= Directions =
Copy out every line exactly as given.

• • • •

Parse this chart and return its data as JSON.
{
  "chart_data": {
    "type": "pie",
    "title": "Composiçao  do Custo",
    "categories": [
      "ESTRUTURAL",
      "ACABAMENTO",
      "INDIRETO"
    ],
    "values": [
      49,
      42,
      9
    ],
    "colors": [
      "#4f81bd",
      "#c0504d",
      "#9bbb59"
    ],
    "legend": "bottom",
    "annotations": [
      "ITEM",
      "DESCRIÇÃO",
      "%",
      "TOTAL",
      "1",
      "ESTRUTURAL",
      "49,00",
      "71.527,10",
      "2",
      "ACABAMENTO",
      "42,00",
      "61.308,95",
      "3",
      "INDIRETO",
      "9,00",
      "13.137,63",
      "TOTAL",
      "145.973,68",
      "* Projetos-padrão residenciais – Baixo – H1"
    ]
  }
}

• • • •

= Answer for this exercise =
Parse this chart and return its data as JSON.
{
  "chart_data": {
    "type": "pie",
    "title": "Composiçao  do Custo",
    "categories": [
      "ESTRUTURAL",
      "ACABAMENTO",
      "INDIRETO"
    ],
    "values": [
      49,
      42,
      9
    ],
    "colors": [
      "#4f81bd",
      "#c0504d",
      "#9bbb59"
    ],
    "legend": "bottom",
    "annotations": [
      "ITEM",
      "DESCRIÇÃO",
      "%",
      "TOTAL",
      "1",
      "ESTRUTURAL",
      "49,00",
      "71.527,10",
      "2",
      "ACABAMENTO",
      "42,00",
      "61.308,95",
      "3",
      "INDIRETO",
      "9,00",
      "13.137,63",
      "TOTAL",
      "145.973,68",
      "* Projetos-padrão residenciais – Baixo – H1"
    ]
  }
}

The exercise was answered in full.